What the task requires – If a line contains the word "document", include it in the count; state how many such lines the listing has and nothing else.

Dataset excerpts –
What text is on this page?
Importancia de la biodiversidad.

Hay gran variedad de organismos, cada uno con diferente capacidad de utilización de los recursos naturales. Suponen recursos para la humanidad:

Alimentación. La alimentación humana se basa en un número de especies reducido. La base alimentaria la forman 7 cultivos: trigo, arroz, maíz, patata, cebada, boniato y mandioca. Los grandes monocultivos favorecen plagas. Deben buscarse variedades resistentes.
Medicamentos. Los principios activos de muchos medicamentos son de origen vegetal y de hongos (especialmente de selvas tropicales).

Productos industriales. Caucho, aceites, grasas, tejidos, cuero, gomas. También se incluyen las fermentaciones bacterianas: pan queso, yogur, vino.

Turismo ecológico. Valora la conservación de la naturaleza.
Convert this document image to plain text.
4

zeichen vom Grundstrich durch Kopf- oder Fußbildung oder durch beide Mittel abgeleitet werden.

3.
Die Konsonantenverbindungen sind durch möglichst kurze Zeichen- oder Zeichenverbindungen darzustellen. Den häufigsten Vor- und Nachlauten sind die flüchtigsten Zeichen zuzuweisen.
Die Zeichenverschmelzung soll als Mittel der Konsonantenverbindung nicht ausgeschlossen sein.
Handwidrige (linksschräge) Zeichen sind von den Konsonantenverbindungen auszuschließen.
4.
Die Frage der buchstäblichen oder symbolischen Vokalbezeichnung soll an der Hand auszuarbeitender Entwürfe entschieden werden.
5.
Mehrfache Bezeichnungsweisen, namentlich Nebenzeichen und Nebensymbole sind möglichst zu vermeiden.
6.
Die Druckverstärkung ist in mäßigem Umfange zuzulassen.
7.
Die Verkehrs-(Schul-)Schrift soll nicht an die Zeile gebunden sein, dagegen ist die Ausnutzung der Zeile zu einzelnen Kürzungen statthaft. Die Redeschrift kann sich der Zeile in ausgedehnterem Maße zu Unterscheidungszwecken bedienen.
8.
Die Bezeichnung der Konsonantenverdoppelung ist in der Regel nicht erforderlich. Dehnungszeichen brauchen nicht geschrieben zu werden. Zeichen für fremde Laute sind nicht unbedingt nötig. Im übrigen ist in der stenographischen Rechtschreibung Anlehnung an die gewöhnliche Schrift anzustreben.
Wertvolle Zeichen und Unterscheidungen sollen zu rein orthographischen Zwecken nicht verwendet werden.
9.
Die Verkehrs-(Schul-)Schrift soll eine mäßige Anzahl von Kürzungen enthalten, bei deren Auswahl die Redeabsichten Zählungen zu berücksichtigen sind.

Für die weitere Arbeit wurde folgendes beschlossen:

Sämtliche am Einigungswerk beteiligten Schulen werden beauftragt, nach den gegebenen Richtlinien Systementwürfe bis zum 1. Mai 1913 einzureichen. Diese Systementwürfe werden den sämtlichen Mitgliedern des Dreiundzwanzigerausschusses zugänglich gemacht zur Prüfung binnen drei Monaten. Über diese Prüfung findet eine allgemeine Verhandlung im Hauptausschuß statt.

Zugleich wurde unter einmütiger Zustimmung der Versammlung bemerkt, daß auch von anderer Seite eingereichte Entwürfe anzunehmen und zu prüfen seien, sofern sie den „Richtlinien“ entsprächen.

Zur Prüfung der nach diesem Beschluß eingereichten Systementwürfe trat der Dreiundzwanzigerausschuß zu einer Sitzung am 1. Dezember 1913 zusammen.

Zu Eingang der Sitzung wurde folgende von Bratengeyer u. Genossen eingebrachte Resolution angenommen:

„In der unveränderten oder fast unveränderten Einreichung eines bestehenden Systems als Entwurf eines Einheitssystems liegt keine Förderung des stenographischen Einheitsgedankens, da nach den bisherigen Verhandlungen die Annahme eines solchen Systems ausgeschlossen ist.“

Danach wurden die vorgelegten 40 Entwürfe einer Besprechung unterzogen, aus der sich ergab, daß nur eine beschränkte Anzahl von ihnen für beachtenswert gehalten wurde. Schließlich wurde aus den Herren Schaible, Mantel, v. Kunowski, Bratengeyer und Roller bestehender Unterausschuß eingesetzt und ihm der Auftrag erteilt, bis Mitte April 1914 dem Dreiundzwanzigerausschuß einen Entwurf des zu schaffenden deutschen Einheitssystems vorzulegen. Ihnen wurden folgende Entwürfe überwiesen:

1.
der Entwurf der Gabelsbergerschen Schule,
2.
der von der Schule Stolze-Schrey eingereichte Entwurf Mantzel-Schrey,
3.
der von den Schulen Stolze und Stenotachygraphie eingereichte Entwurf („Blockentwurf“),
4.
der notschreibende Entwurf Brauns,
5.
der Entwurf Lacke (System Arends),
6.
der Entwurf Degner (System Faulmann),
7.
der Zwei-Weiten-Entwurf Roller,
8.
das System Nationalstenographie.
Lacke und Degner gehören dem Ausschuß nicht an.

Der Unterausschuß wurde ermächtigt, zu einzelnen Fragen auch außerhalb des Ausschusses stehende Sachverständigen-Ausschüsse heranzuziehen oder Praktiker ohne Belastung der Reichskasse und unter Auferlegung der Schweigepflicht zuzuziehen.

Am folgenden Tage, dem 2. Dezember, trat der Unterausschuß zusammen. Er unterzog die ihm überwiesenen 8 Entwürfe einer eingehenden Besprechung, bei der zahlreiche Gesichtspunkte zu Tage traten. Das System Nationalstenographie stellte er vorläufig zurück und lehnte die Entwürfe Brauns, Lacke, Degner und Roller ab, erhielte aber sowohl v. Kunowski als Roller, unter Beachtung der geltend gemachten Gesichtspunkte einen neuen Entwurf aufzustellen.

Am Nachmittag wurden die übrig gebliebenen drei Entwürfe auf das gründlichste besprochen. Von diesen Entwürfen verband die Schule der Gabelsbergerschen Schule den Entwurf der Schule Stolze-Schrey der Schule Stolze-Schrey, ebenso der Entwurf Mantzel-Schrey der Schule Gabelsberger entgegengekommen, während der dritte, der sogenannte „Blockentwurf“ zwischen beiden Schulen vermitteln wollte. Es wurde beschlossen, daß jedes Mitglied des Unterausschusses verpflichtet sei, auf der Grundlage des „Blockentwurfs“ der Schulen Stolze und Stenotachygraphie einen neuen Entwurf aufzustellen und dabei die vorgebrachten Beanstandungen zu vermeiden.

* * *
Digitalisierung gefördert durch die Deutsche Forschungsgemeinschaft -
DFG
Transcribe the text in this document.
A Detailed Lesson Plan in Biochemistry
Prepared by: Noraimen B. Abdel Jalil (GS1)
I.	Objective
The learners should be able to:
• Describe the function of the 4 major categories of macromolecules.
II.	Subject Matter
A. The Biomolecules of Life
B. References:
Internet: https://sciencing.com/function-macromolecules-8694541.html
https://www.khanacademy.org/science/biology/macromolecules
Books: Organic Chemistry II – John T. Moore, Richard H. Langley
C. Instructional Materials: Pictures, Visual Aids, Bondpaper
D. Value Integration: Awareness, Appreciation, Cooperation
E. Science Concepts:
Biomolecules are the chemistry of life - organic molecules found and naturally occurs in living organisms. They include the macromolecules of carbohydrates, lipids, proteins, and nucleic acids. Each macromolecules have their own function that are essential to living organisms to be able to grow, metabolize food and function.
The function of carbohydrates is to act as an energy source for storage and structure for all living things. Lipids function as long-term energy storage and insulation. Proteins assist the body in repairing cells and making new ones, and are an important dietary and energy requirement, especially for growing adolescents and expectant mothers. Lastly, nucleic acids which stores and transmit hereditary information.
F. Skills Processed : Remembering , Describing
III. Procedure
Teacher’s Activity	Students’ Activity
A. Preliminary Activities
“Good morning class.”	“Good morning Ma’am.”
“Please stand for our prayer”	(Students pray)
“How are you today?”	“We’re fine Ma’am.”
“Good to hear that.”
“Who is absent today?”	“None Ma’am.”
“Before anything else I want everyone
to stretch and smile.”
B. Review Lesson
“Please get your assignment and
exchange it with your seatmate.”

Response to the task – 2